JOB
Transcribe every entry word for word, but skip the images.

DATA FOR THE TASK
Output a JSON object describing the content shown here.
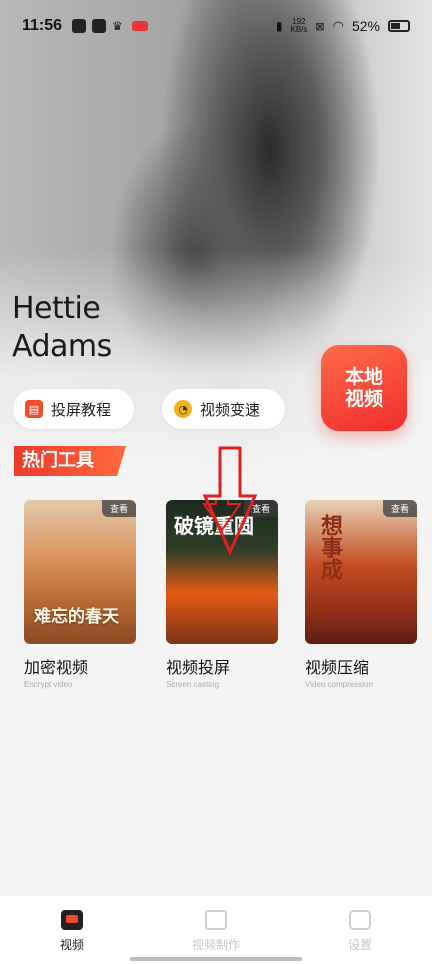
{
  "status_bar": {
    "time": "11:56",
    "net_speed": "192\nKB/s",
    "battery": "52%"
  },
  "hero": {
    "title_line1": "Hettie",
    "title_line2": "Adams",
    "local_video_label": "本地\n视频"
  },
  "quick_actions": [
    {
      "label": "投屏教程",
      "icon": "book-icon",
      "color": "#f04d2a"
    },
    {
      "label": "视频变速",
      "icon": "speed-icon",
      "color": "#f2b21d"
    }
  ],
  "section": {
    "title": "热门工具"
  },
  "tools": [
    {
      "title": "加密视频",
      "subtitle": "Encrypt video",
      "view_label": "查看",
      "overlay": "难忘的春天"
    },
    {
      "title": "视频投屏",
      "subtitle": "Screen casting",
      "view_label": "查看",
      "overlay": "破镜重圆"
    },
    {
      "title": "视频压缩",
      "subtitle": "Video compression",
      "view_label": "查看",
      "overlay": "想事成"
    }
  ],
  "bottom_nav": [
    {
      "label": "视频",
      "icon": "video-tab-icon",
      "active": true
    },
    {
      "label": "视频制作",
      "icon": "film-icon",
      "active": false
    },
    {
      "label": "设置",
      "icon": "settings-icon",
      "active": false
    }
  ],
  "colors": {
    "accent": "#f04d2a",
    "accent_dark": "#ee3a2a",
    "inactive": "#c8c8c8"
  }
}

THE REPLY
Output a JSON object describing the content shown here.
{
  "status_bar": {
    "time": "11:56",
    "net_speed": "192\nKB/s",
    "battery": "52%"
  },
  "hero": {
    "title_line1": "Hettie",
    "title_line2": "Adams",
    "local_video_label": "本地\n视频"
  },
  "quick_actions": [
    {
      "label": "投屏教程",
      "icon": "book-icon",
      "color": "#f04d2a"
    },
    {
      "label": "视频变速",
      "icon": "speed-icon",
      "color": "#f2b21d"
    }
  ],
  "section": {
    "title": "热门工具"
  },
  "tools": [
    {
      "title": "加密视频",
      "subtitle": "Encrypt video",
      "view_label": "查看",
      "overlay": "难忘的春天"
    },
    {
      "title": "视频投屏",
      "subtitle": "Screen casting",
      "view_label": "查看",
      "overlay": "破镜重圆"
    },
    {
      "title": "视频压缩",
      "subtitle": "Video compression",
      "view_label": "查看",
      "overlay": "想事成"
    }
  ],
  "bottom_nav": [
    {
      "label": "视频",
      "icon": "video-tab-icon",
      "active": true
    },
    {
      "label": "视频制作",
      "icon": "film-icon",
      "active": false
    },
    {
      "label": "设置",
      "icon": "settings-icon",
      "active": false
    }
  ],
  "colors": {
    "accent": "#f04d2a",
    "accent_dark": "#ee3a2a",
    "inactive": "#c8c8c8"
  }
}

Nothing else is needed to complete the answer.